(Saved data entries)
......
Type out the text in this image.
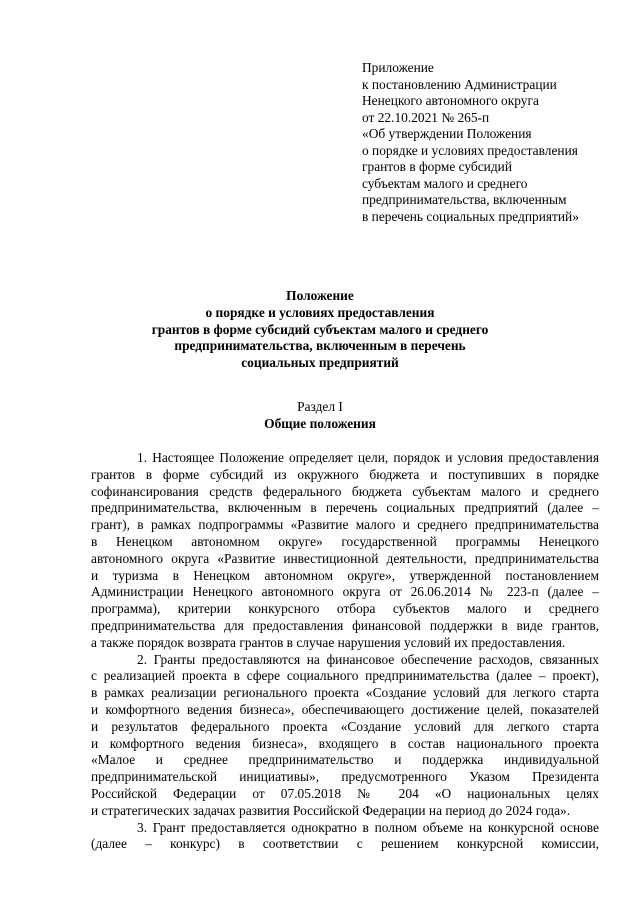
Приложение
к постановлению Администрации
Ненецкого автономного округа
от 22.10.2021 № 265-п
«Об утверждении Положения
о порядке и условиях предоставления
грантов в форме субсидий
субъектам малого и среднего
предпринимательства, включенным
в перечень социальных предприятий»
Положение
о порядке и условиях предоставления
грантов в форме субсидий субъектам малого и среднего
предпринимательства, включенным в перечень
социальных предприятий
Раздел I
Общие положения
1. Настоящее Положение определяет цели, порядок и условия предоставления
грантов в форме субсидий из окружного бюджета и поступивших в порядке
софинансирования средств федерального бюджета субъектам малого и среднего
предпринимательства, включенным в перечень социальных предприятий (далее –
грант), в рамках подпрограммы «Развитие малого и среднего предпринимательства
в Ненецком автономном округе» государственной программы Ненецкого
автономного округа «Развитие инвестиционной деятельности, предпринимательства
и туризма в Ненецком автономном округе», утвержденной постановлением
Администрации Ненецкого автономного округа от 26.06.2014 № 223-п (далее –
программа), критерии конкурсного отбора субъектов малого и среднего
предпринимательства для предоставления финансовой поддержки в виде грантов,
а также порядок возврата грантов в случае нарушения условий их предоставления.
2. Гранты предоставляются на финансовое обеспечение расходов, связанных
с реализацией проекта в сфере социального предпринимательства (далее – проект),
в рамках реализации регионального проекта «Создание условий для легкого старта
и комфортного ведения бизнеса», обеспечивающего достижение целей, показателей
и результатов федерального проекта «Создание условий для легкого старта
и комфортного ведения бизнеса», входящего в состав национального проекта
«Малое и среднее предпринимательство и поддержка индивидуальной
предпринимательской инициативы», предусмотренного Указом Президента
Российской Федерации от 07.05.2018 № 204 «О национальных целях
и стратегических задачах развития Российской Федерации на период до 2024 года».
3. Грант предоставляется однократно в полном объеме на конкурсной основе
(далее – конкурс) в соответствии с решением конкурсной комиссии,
......
(WHAT THIS TASK INVOLVES):
Gather each line of the listing that holds the string "Администрации".

(RESULT):
к постановлению Администрации
Администрации Ненецкого автономного округа от 26.06.2014 № 223-п (далее –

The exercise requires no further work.